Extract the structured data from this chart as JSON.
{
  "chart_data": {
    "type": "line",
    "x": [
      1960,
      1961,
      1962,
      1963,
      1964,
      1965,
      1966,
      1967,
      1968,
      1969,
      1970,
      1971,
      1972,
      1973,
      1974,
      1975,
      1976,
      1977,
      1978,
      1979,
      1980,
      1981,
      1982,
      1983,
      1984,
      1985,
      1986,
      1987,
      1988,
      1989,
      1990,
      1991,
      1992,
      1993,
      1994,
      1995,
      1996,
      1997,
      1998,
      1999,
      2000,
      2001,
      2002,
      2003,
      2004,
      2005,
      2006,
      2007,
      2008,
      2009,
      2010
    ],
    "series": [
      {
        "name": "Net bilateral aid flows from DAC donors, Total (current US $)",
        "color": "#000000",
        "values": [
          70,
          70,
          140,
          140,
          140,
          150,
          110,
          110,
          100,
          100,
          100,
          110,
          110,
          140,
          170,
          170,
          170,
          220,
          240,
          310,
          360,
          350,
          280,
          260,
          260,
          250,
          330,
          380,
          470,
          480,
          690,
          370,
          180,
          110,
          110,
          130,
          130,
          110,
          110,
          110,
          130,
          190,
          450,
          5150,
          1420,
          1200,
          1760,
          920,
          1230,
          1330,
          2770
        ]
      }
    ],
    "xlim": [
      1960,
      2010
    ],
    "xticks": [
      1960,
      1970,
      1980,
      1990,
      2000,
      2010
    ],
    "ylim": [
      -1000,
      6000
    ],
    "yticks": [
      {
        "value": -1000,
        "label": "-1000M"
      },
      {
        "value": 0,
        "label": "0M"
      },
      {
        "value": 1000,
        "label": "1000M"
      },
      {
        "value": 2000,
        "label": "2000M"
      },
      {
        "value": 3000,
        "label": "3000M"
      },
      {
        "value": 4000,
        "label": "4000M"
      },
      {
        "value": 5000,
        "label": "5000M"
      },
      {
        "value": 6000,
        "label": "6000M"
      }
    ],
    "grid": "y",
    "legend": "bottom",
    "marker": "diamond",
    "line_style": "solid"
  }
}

- - - -

*What to work on*
Repeat all of the records above exactly as they appear.

*Result*
Extract the structured data from this chart as JSON.
{
  "chart_data": {
    "type": "line",
    "x": [
      1960,
      1961,
      1962,
      1963,
      1964,
      1965,
      1966,
      1967,
      1968,
      1969,
      1970,
      1971,
      1972,
      1973,
      1974,
      1975,
      1976,
      1977,
      1978,
      1979,
      1980,
      1981,
      1982,
      1983,
      1984,
      1985,
      1986,
      1987,
      1988,
      1989,
      1990,
      1991,
      1992,
      1993,
      1994,
      1995,
      1996,
      1997,
      1998,
      1999,
      2000,
      2001,
      2002,
      2003,
      2004,
      2005,
      2006,
      2007,
      2008,
      2009,
      2010
    ],
    "series": [
      {
        "name": "Net bilateral aid flows from DAC donors, Total (current US $)",
        "color": "#000000",
        "values": [
          70,
          70,
          140,
          140,
          140,
          150,
          110,
          110,
          100,
          100,
          100,
          110,
          110,
          140,
          170,
          170,
          170,
          220,
          240,
          310,
          360,
          350,
          280,
          260,
          260,
          250,
          330,
          380,
          470,
          480,
          690,
          370,
          180,
          110,
          110,
          130,
          130,
          110,
          110,
          110,
          130,
          190,
          450,
          5150,
          1420,
          1200,
          1760,
          920,
          1230,
          1330,
          2770
        ]
      }
    ],
    "xlim": [
      1960,
      2010
    ],
    "xticks": [
      1960,
      1970,
      1980,
      1990,
      2000,
      2010
    ],
    "ylim": [
      -1000,
      6000
    ],
    "yticks": [
      {
        "value": -1000,
        "label": "-1000M"
      },
      {
        "value": 0,
        "label": "0M"
      },
      {
        "value": 1000,
        "label": "1000M"
      },
      {
        "value": 2000,
        "label": "2000M"
      },
      {
        "value": 3000,
        "label": "3000M"
      },
      {
        "value": 4000,
        "label": "4000M"
      },
      {
        "value": 5000,
        "label": "5000M"
      },
      {
        "value": 6000,
        "label": "6000M"
      }
    ],
    "grid": "y",
    "legend": "bottom",
    "marker": "diamond",
    "line_style": "solid"
  }
}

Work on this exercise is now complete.